• INFORMATION PROVIDED
^^^^

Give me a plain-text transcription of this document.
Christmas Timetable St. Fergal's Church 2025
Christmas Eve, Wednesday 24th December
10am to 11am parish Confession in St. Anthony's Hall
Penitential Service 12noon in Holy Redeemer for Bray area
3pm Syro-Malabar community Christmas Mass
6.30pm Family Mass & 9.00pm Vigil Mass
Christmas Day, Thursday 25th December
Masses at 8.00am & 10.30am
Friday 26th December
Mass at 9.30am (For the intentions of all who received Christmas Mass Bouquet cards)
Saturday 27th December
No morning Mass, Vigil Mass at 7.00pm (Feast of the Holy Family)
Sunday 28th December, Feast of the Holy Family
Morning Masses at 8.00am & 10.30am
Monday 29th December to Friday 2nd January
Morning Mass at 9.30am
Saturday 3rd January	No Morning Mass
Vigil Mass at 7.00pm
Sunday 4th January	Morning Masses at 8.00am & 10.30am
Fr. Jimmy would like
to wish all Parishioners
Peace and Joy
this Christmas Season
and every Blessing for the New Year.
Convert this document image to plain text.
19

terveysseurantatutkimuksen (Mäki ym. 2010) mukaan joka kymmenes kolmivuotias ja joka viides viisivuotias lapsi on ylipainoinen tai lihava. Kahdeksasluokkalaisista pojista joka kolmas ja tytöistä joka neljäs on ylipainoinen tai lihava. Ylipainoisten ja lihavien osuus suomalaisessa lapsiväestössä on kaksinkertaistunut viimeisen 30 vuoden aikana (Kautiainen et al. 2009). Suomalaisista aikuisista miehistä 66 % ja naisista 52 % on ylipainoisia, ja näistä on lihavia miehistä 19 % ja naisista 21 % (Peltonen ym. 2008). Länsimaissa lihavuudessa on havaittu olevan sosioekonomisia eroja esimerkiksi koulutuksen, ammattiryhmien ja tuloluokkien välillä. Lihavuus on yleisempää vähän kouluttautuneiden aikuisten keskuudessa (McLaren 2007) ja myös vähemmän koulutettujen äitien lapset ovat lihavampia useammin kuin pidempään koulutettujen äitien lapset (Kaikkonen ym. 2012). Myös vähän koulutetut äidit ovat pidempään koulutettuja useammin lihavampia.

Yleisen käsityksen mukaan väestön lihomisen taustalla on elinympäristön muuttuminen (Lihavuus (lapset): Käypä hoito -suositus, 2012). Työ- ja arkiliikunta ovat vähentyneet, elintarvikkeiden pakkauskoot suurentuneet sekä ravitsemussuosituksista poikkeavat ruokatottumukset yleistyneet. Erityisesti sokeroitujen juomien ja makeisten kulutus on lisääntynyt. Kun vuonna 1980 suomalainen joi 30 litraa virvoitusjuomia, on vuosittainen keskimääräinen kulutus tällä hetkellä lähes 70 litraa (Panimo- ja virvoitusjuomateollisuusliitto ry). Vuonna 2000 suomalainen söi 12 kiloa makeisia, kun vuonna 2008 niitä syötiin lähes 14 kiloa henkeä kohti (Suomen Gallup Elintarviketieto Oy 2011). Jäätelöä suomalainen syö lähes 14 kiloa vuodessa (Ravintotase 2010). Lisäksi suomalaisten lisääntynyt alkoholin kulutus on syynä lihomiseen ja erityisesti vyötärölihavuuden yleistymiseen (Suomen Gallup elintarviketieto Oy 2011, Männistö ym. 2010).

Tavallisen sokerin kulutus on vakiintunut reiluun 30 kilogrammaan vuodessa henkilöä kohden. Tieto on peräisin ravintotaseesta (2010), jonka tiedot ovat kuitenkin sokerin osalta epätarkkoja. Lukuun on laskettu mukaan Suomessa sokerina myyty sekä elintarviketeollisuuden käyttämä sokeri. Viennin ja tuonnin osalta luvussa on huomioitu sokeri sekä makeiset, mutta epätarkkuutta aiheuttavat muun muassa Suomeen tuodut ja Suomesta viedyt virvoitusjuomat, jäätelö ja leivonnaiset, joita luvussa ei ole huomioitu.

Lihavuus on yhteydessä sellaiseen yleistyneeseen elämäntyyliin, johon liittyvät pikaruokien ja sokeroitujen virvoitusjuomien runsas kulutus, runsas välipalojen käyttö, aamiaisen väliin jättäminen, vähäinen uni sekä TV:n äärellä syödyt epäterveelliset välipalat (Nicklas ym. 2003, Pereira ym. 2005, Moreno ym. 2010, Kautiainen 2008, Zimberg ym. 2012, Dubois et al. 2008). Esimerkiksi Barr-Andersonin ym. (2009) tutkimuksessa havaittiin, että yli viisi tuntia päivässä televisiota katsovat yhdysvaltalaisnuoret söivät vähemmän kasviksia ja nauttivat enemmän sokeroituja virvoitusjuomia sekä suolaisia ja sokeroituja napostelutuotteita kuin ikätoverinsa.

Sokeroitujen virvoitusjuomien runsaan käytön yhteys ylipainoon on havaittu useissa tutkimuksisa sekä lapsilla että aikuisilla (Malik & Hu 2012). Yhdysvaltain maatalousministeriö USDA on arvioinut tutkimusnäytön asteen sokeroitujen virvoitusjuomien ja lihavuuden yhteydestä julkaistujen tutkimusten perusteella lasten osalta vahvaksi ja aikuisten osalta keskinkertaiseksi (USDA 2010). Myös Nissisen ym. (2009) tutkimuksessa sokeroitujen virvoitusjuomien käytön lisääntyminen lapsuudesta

^^^^

• PROBLEM DETAILS
Your task is to reproduce the whole listing exactly.

• EXERCISE RESPONSE
Give me a plain-text transcription of this document.
Christmas Timetable St. Fergal's Church 2025
Christmas Eve, Wednesday 24th December
10am to 11am parish Confession in St. Anthony's Hall
Penitential Service 12noon in Holy Redeemer for Bray area
3pm Syro-Malabar community Christmas Mass
6.30pm Family Mass & 9.00pm Vigil Mass
Christmas Day, Thursday 25th December
Masses at 8.00am & 10.30am
Friday 26th December
Mass at 9.30am (For the intentions of all who received Christmas Mass Bouquet cards)
Saturday 27th December
No morning Mass, Vigil Mass at 7.00pm (Feast of the Holy Family)
Sunday 28th December, Feast of the Holy Family
Morning Masses at 8.00am & 10.30am
Monday 29th December to Friday 2nd January
Morning Mass at 9.30am
Saturday 3rd January	No Morning Mass
Vigil Mass at 7.00pm
Sunday 4th January	Morning Masses at 8.00am & 10.30am
Fr. Jimmy would like
to wish all Parishioners
Peace and Joy
this Christmas Season
and every Blessing for the New Year.
Convert this document image to plain text.
19

terveysseurantatutkimuksen (Mäki ym. 2010) mukaan joka kymmenes kolmivuotias ja joka viides viisivuotias lapsi on ylipainoinen tai lihava. Kahdeksasluokkalaisista pojista joka kolmas ja tytöistä joka neljäs on ylipainoinen tai lihava. Ylipainoisten ja lihavien osuus suomalaisessa lapsiväestössä on kaksinkertaistunut viimeisen 30 vuoden aikana (Kautiainen et al. 2009). Suomalaisista aikuisista miehistä 66 % ja naisista 52 % on ylipainoisia, ja näistä on lihavia miehistä 19 % ja naisista 21 % (Peltonen ym. 2008). Länsimaissa lihavuudessa on havaittu olevan sosioekonomisia eroja esimerkiksi koulutuksen, ammattiryhmien ja tuloluokkien välillä. Lihavuus on yleisempää vähän kouluttautuneiden aikuisten keskuudessa (McLaren 2007) ja myös vähemmän koulutettujen äitien lapset ovat lihavampia useammin kuin pidempään koulutettujen äitien lapset (Kaikkonen ym. 2012). Myös vähän koulutetut äidit ovat pidempään koulutettuja useammin lihavampia.

Yleisen käsityksen mukaan väestön lihomisen taustalla on elinympäristön muuttuminen (Lihavuus (lapset): Käypä hoito -suositus, 2012). Työ- ja arkiliikunta ovat vähentyneet, elintarvikkeiden pakkauskoot suurentuneet sekä ravitsemussuosituksista poikkeavat ruokatottumukset yleistyneet. Erityisesti sokeroitujen juomien ja makeisten kulutus on lisääntynyt. Kun vuonna 1980 suomalainen joi 30 litraa virvoitusjuomia, on vuosittainen keskimääräinen kulutus tällä hetkellä lähes 70 litraa (Panimo- ja virvoitusjuomateollisuusliitto ry). Vuonna 2000 suomalainen söi 12 kiloa makeisia, kun vuonna 2008 niitä syötiin lähes 14 kiloa henkeä kohti (Suomen Gallup Elintarviketieto Oy 2011). Jäätelöä suomalainen syö lähes 14 kiloa vuodessa (Ravintotase 2010). Lisäksi suomalaisten lisääntynyt alkoholin kulutus on syynä lihomiseen ja erityisesti vyötärölihavuuden yleistymiseen (Suomen Gallup elintarviketieto Oy 2011, Männistö ym. 2010).

Tavallisen sokerin kulutus on vakiintunut reiluun 30 kilogrammaan vuodessa henkilöä kohden. Tieto on peräisin ravintotaseesta (2010), jonka tiedot ovat kuitenkin sokerin osalta epätarkkoja. Lukuun on laskettu mukaan Suomessa sokerina myyty sekä elintarviketeollisuuden käyttämä sokeri. Viennin ja tuonnin osalta luvussa on huomioitu sokeri sekä makeiset, mutta epätarkkuutta aiheuttavat muun muassa Suomeen tuodut ja Suomesta viedyt virvoitusjuomat, jäätelö ja leivonnaiset, joita luvussa ei ole huomioitu.

Lihavuus on yhteydessä sellaiseen yleistyneeseen elämäntyyliin, johon liittyvät pikaruokien ja sokeroitujen virvoitusjuomien runsas kulutus, runsas välipalojen käyttö, aamiaisen väliin jättäminen, vähäinen uni sekä TV:n äärellä syödyt epäterveelliset välipalat (Nicklas ym. 2003, Pereira ym. 2005, Moreno ym. 2010, Kautiainen 2008, Zimberg ym. 2012, Dubois et al. 2008). Esimerkiksi Barr-Andersonin ym. (2009) tutkimuksessa havaittiin, että yli viisi tuntia päivässä televisiota katsovat yhdysvaltalaisnuoret söivät vähemmän kasviksia ja nauttivat enemmän sokeroituja virvoitusjuomia sekä suolaisia ja sokeroituja napostelutuotteita kuin ikätoverinsa.

Sokeroitujen virvoitusjuomien runsaan käytön yhteys ylipainoon on havaittu useissa tutkimuksisa sekä lapsilla että aikuisilla (Malik & Hu 2012). Yhdysvaltain maatalousministeriö USDA on arvioinut tutkimusnäytön asteen sokeroitujen virvoitusjuomien ja lihavuuden yhteydestä julkaistujen tutkimusten perusteella lasten osalta vahvaksi ja aikuisten osalta keskinkertaiseksi (USDA 2010). Myös Nissisen ym. (2009) tutkimuksessa sokeroitujen virvoitusjuomien käytön lisääntyminen lapsuudesta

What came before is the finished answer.